▼
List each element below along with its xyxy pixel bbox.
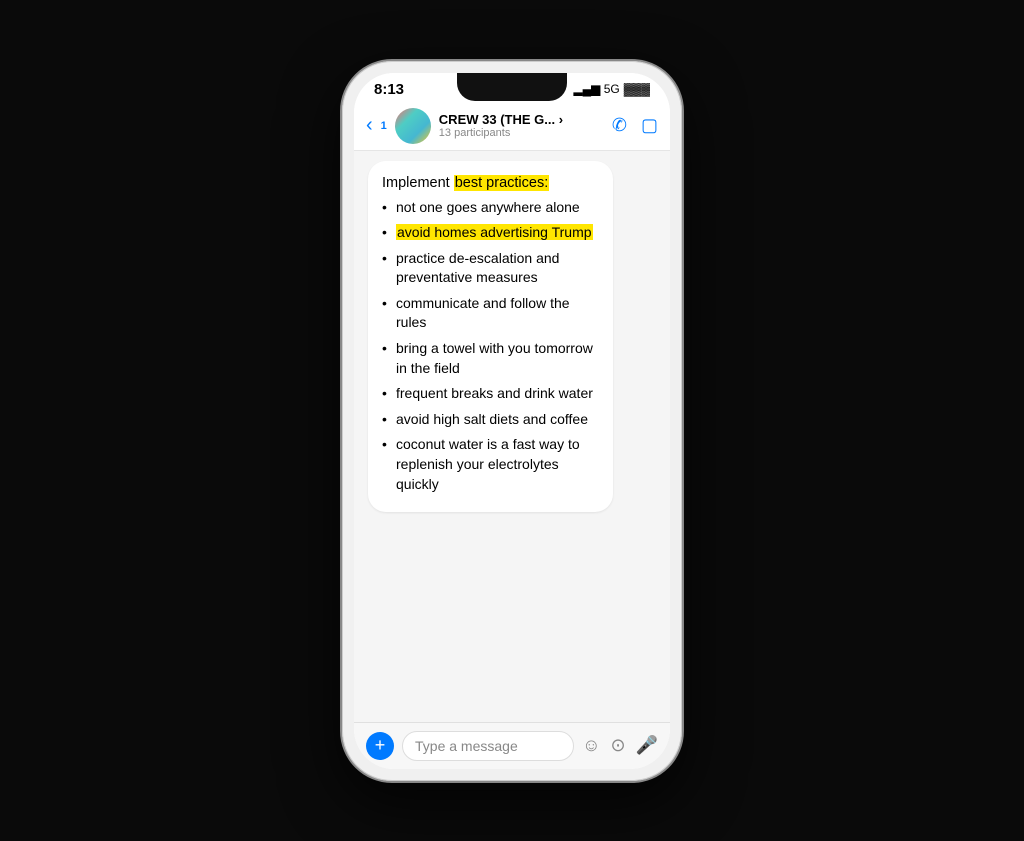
mic-icon[interactable]: 🎤 <box>636 735 658 756</box>
add-button[interactable]: + <box>366 732 394 760</box>
input-icons: ☺ ⊙ 🎤 <box>582 735 658 756</box>
phone-icon[interactable]: ✆ <box>612 115 627 136</box>
highlight-trump: avoid homes advertising Trump <box>396 224 593 240</box>
chat-input-bar: + Type a message ☺ ⊙ 🎤 <box>354 722 670 769</box>
video-icon[interactable]: ▢ <box>641 115 658 136</box>
emoji-icon[interactable]: ☺ <box>582 735 600 756</box>
highlight-best-practices: best practices: <box>454 175 550 191</box>
phone-frame: 8:13 ▂▄▆ 5G ▓▓▓ ‹ 1 CREW 33 (THE G... › … <box>342 61 682 781</box>
back-button[interactable]: ‹ <box>366 114 373 137</box>
message-intro: Implement best practices: <box>382 173 599 194</box>
phone-screen: 8:13 ▂▄▆ 5G ▓▓▓ ‹ 1 CREW 33 (THE G... › … <box>354 73 670 769</box>
header-actions: ✆ ▢ <box>612 115 658 136</box>
list-item: coconut water is a fast way to replenish… <box>382 435 599 494</box>
group-name: CREW 33 (THE G... › <box>439 112 604 127</box>
list-item: communicate and follow the rules <box>382 294 599 333</box>
group-avatar <box>395 108 431 144</box>
header-info: CREW 33 (THE G... › 13 participants <box>439 112 604 139</box>
list-item: practice de-escalation and preventative … <box>382 249 599 288</box>
status-time: 8:13 <box>374 81 404 98</box>
list-item: frequent breaks and drink water <box>382 384 599 404</box>
signal-icon: ▂▄▆ 5G <box>573 82 619 96</box>
participants-count: 13 participants <box>439 127 604 139</box>
chat-body: Implement best practices: not one goes a… <box>354 151 670 722</box>
status-icons: ▂▄▆ 5G ▓▓▓ <box>573 82 650 96</box>
header-badge: 1 <box>381 120 387 132</box>
message-bubble: Implement best practices: not one goes a… <box>368 161 613 513</box>
list-item: bring a towel with you tomorrow in the f… <box>382 339 599 378</box>
message-input[interactable]: Type a message <box>402 731 574 761</box>
bullet-list: not one goes anywhere alone avoid homes … <box>382 198 599 495</box>
list-item: avoid homes advertising Trump <box>382 223 599 243</box>
phone-notch <box>457 73 567 101</box>
list-item: avoid high salt diets and coffee <box>382 410 599 430</box>
battery-icon: ▓▓▓ <box>624 82 650 96</box>
camera-icon[interactable]: ⊙ <box>610 735 625 756</box>
list-item: not one goes anywhere alone <box>382 198 599 218</box>
chat-header: ‹ 1 CREW 33 (THE G... › 13 participants … <box>354 102 670 151</box>
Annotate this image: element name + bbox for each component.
▲
> _Description of the task_:
Which lines in the entries above contain the string "icons", with uppercase and lowercase counted as different? Return each of those lines in full.

> _The answer_:
input-icons: ☺ ⊙ 🎤 <box>582 735 658 756</box>
status-icons: ▂▄▆ 5G ▓▓▓ <box>573 82 650 96</box>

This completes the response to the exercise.